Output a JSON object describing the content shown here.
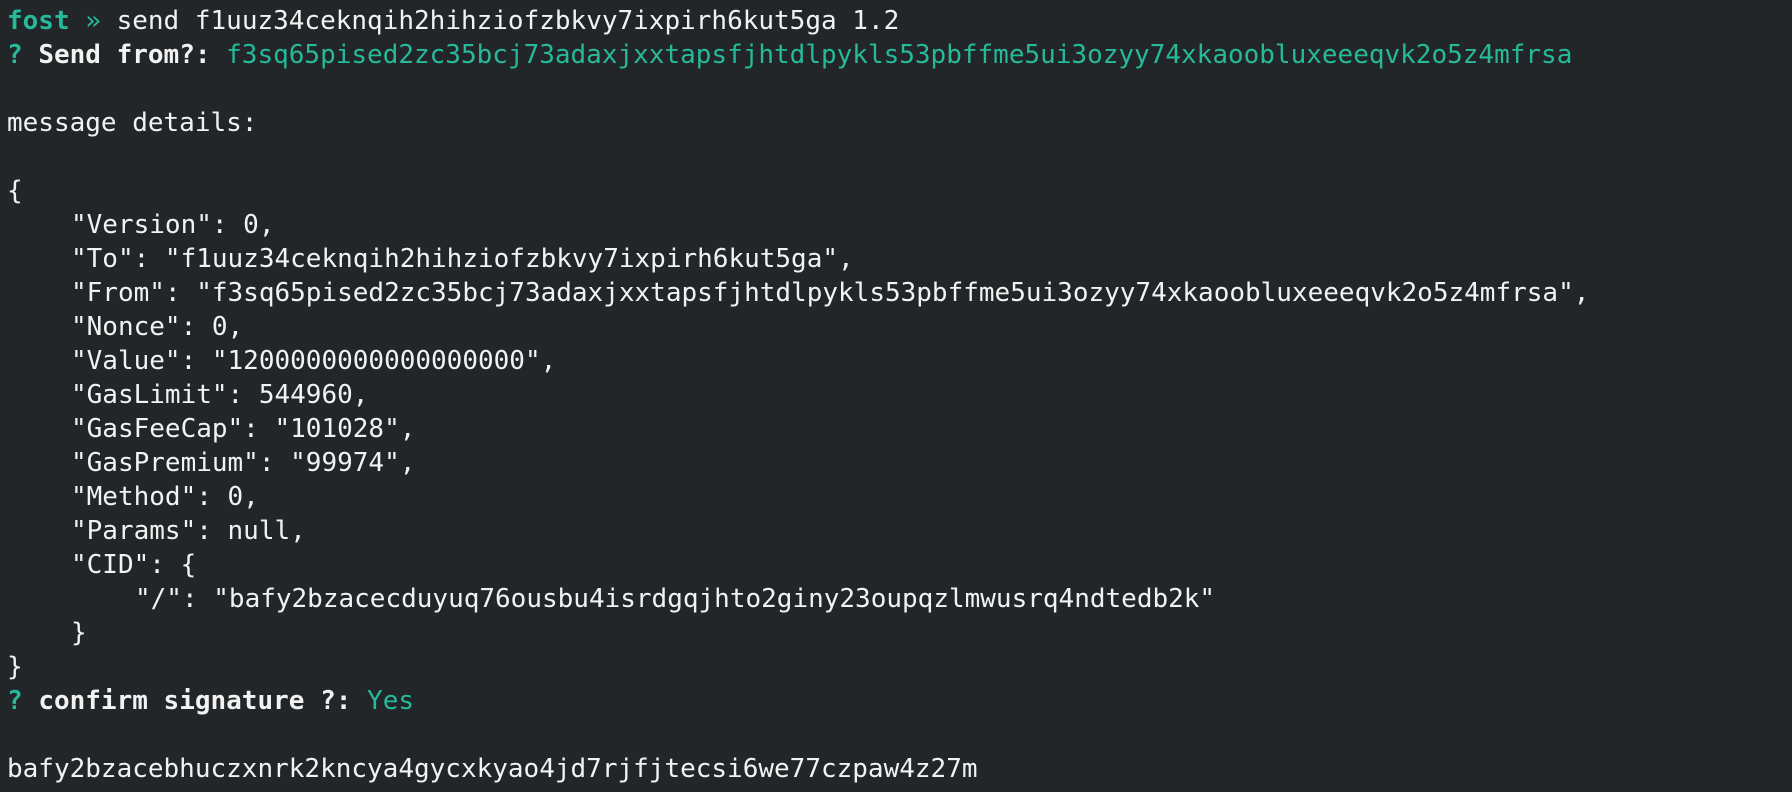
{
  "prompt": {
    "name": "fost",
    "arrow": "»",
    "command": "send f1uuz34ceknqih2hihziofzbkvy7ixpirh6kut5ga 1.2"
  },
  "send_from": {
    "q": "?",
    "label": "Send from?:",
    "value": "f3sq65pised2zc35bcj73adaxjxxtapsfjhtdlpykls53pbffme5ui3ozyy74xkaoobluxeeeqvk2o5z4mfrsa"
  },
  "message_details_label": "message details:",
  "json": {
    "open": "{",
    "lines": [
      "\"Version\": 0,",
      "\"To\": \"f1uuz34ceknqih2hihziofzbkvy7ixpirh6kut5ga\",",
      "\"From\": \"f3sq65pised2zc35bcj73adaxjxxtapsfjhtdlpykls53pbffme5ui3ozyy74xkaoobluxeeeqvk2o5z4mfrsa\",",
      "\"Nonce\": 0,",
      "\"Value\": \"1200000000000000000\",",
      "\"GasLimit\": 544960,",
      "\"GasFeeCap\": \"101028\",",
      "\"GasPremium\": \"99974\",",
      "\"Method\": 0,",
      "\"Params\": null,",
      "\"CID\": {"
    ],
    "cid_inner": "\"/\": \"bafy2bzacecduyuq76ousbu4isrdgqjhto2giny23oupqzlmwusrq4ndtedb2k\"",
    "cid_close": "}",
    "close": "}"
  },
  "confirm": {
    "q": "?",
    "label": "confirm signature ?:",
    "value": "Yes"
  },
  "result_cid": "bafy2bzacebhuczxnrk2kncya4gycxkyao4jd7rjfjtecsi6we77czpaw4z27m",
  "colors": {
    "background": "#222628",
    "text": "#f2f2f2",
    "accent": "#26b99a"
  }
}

=== Exercise brief ===
Repeat the data in full and exactly. Omit pictures.

=== Written answer ===
Output a JSON object describing the content shown here.
{
  "prompt": {
    "name": "fost",
    "arrow": "»",
    "command": "send f1uuz34ceknqih2hihziofzbkvy7ixpirh6kut5ga 1.2"
  },
  "send_from": {
    "q": "?",
    "label": "Send from?:",
    "value": "f3sq65pised2zc35bcj73adaxjxxtapsfjhtdlpykls53pbffme5ui3ozyy74xkaoobluxeeeqvk2o5z4mfrsa"
  },
  "message_details_label": "message details:",
  "json": {
    "open": "{",
    "lines": [
      "\"Version\": 0,",
      "\"To\": \"f1uuz34ceknqih2hihziofzbkvy7ixpirh6kut5ga\",",
      "\"From\": \"f3sq65pised2zc35bcj73adaxjxxtapsfjhtdlpykls53pbffme5ui3ozyy74xkaoobluxeeeqvk2o5z4mfrsa\",",
      "\"Nonce\": 0,",
      "\"Value\": \"1200000000000000000\",",
      "\"GasLimit\": 544960,",
      "\"GasFeeCap\": \"101028\",",
      "\"GasPremium\": \"99974\",",
      "\"Method\": 0,",
      "\"Params\": null,",
      "\"CID\": {"
    ],
    "cid_inner": "\"/\": \"bafy2bzacecduyuq76ousbu4isrdgqjhto2giny23oupqzlmwusrq4ndtedb2k\"",
    "cid_close": "}",
    "close": "}"
  },
  "confirm": {
    "q": "?",
    "label": "confirm signature ?:",
    "value": "Yes"
  },
  "result_cid": "bafy2bzacebhuczxnrk2kncya4gycxkyao4jd7rjfjtecsi6we77czpaw4z27m",
  "colors": {
    "background": "#222628",
    "text": "#f2f2f2",
    "accent": "#26b99a"
  }
}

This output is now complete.